▶ Aim of the task:
Word for word, set down the records and skip each picture.

▶ Working data:
# # # # #

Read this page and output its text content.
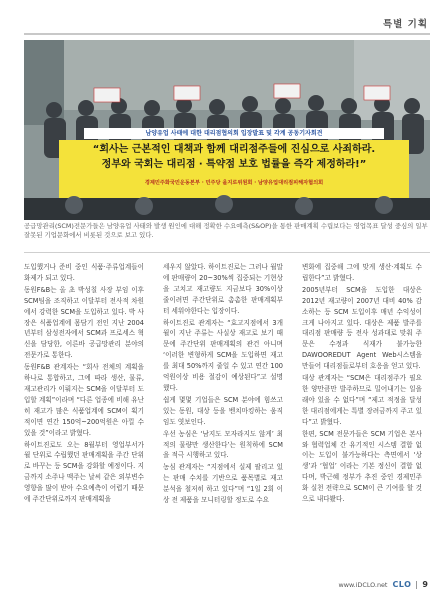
특별 기획
남양유업 사태에 대한 대리점협의회 입장발표 및 각계 공동기자회견
“회사는 근본적인 대책과 함께 대리점주들에 진심으로 사죄하라.
정부와 국회는 대리점 ‧ 특약점 보호 법률을 즉각 제정하라!”
경제민주화국민운동본부 · 민주당 을지로위원회 · 남양유업대리점피해자협의회
공급망관리(SCM)전문가들은 남양유업 사태와 발생 원인에 대해 정확한 수요예측(S&OP)을 통한 판매계획 수립보다는 영업목표 달성 중심의 일부 잘못된 기업문화에서 비롯된 것으로 보고 있다.

도입했거나 준비 중인 식품·주류업계들이 화제가 되고 있다.

동원F&B는 올 초 박성칠 사장 부임 이후 SCM팀을 조직하고 이달부터 전사적 차원에서 강력한 SCM을 도입하고 있다. 박 사장은 식품업계에 몸담기 전인 지난 2004년부터 삼성전자에서 SCM과 프로세스 혁신을 담당한, 이른바 공급망관리 분야의 전문가로 통한다.

동원F&B 관계자는 “회사 전체의 계획을 하나로 통합하고, 그에 따라 생산, 물류, 재고관리가 이뤄지는 SCM을 이달부터 도입할 계획”이라며 “다른 업종에 비해 유난히 재고가 많은 식품업계에 SCM이 획기적이면 연간 150억~200억원은 아낄 수 있을 것”이라고 밝혔다.

하이트진로도 오는 8월부터 영업부서가 월 단위로 수립했던 판매계획을 주간 단위로 바꾸는 등 SCM을 강화할 예정이다. 지금까지 소주나 맥주는 날씨 같은 외부변수 영향을 많이 받아 수요예측이 어렵기 때문에 주간단위로까지 판매계획을

세우지 않았다. 하이트진로는 그러나 월말에 판매량이 20~30%씩 집중되는 기현상을 고치고 재고량도 지금보다 30%이상 줄이려면 주간단위로 촘촘한 판매계획부터 세워야한다는 입장이다.

하이트진로 관계자는 “효고지점에서 3개월이 지난 주류는 사실상 재고로 보기 때문에 주간단위 판매계획의 관건 아니며 ‘이러한 변형하게 SCM을 도입하면 재고를 최대 50%까지 줄일 수 있고 연간 100억원이상 비용 절감이 예상된다”고 설명했다.

쉽게 몇몇 기업들은 SCM 분야에 힘쓰고 있는 동원, 대상 등을 벤치마킹하는 움직임도 엿보인다.

우선 농심은 ‘남지도 모자라지도 않게’ 최적의 물량만 생산한다’는 원칙하에 SCM을 적극 시행하고 있다.

농심 관계자는 “지점에서 실제 팔리고 있는 판매 수치를 기반으로 품목별로 재고 분석을 철저히 하고 있다”며 “1일 2회 이상 전 제품을 모니터링할 정도로 수요

변화에 집중해 그에 맞게 생산·계획도 수립한다”고 밝혔다.

2005년부터 SCM을 도입한 대상은 2012년 재고량이 2007년 대비 40% 감소하는 등 SCM 도입이후 매년 수익성이 크게 나아지고 있다. 대상은 제품 발주를 대리점 판매량 등 전사 성과대로 맞춰 주문은 수정과 식재가 불가능한 DAWOOREDUT Agent Web시스템을 만들어 대리점들로부터 호응을 얻고 있다.

대상 관계자는 “SCM은 대리점주가 필요한 양만큼만 발주하므로 밀어내기는 일을래야 있을 수 없다”며 “제고 적정을 달성한 대리점에게는 특별 장려금까지 주고 있다”고 밝혔다.

한편, SCM 전문가들은 SCM 기업은 본사와 협력업체 간 유기적인 시스템 결합 없이는 도입이 불가능하다는 측면에서 ‘상생’과 ‘협업’ 이라는 기본 정신이 결합 없다며, 박근혜 정부가 추진 중인 경제민주화 실천 전략으로 SCM이 큰 기여를 할 것으로 내다봤다.

www.iDCLO.net CLO 9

# # # # #

▶ Result of the exercise:
Read this page and output its text content.
특별 기획
남양유업 사태에 대한 대리점협의회 입장발표 및 각계 공동기자회견
“회사는 근본적인 대책과 함께 대리점주들에 진심으로 사죄하라.
정부와 국회는 대리점 ‧ 특약점 보호 법률을 즉각 제정하라!”
경제민주화국민운동본부 · 민주당 을지로위원회 · 남양유업대리점피해자협의회
공급망관리(SCM)전문가들은 남양유업 사태와 발생 원인에 대해 정확한 수요예측(S&OP)을 통한 판매계획 수립보다는 영업목표 달성 중심의 일부 잘못된 기업문화에서 비롯된 것으로 보고 있다.

도입했거나 준비 중인 식품·주류업계들이 화제가 되고 있다.

동원F&B는 올 초 박성칠 사장 부임 이후 SCM팀을 조직하고 이달부터 전사적 차원에서 강력한 SCM을 도입하고 있다. 박 사장은 식품업계에 몸담기 전인 지난 2004년부터 삼성전자에서 SCM과 프로세스 혁신을 담당한, 이른바 공급망관리 분야의 전문가로 통한다.

동원F&B 관계자는 “회사 전체의 계획을 하나로 통합하고, 그에 따라 생산, 물류, 재고관리가 이뤄지는 SCM을 이달부터 도입할 계획”이라며 “다른 업종에 비해 유난히 재고가 많은 식품업계에 SCM이 획기적이면 연간 150억~200억원은 아낄 수 있을 것”이라고 밝혔다.

하이트진로도 오는 8월부터 영업부서가 월 단위로 수립했던 판매계획을 주간 단위로 바꾸는 등 SCM을 강화할 예정이다. 지금까지 소주나 맥주는 날씨 같은 외부변수 영향을 많이 받아 수요예측이 어렵기 때문에 주간단위로까지 판매계획을

세우지 않았다. 하이트진로는 그러나 월말에 판매량이 20~30%씩 집중되는 기현상을 고치고 재고량도 지금보다 30%이상 줄이려면 주간단위로 촘촘한 판매계획부터 세워야한다는 입장이다.

하이트진로 관계자는 “효고지점에서 3개월이 지난 주류는 사실상 재고로 보기 때문에 주간단위 판매계획의 관건 아니며 ‘이러한 변형하게 SCM을 도입하면 재고를 최대 50%까지 줄일 수 있고 연간 100억원이상 비용 절감이 예상된다”고 설명했다.

쉽게 몇몇 기업들은 SCM 분야에 힘쓰고 있는 동원, 대상 등을 벤치마킹하는 움직임도 엿보인다.

우선 농심은 ‘남지도 모자라지도 않게’ 최적의 물량만 생산한다’는 원칙하에 SCM을 적극 시행하고 있다.

농심 관계자는 “지점에서 실제 팔리고 있는 판매 수치를 기반으로 품목별로 재고 분석을 철저히 하고 있다”며 “1일 2회 이상 전 제품을 모니터링할 정도로 수요

변화에 집중해 그에 맞게 생산·계획도 수립한다”고 밝혔다.

2005년부터 SCM을 도입한 대상은 2012년 재고량이 2007년 대비 40% 감소하는 등 SCM 도입이후 매년 수익성이 크게 나아지고 있다. 대상은 제품 발주를 대리점 판매량 등 전사 성과대로 맞춰 주문은 수정과 식재가 불가능한 DAWOOREDUT Agent Web시스템을 만들어 대리점들로부터 호응을 얻고 있다.

대상 관계자는 “SCM은 대리점주가 필요한 양만큼만 발주하므로 밀어내기는 일을래야 있을 수 없다”며 “제고 적정을 달성한 대리점에게는 특별 장려금까지 주고 있다”고 밝혔다.

한편, SCM 전문가들은 SCM 기업은 본사와 협력업체 간 유기적인 시스템 결합 없이는 도입이 불가능하다는 측면에서 ‘상생’과 ‘협업’ 이라는 기본 정신이 결합 없다며, 박근혜 정부가 추진 중인 경제민주화 실천 전략으로 SCM이 큰 기여를 할 것으로 내다봤다.

www.iDCLO.net CLO 9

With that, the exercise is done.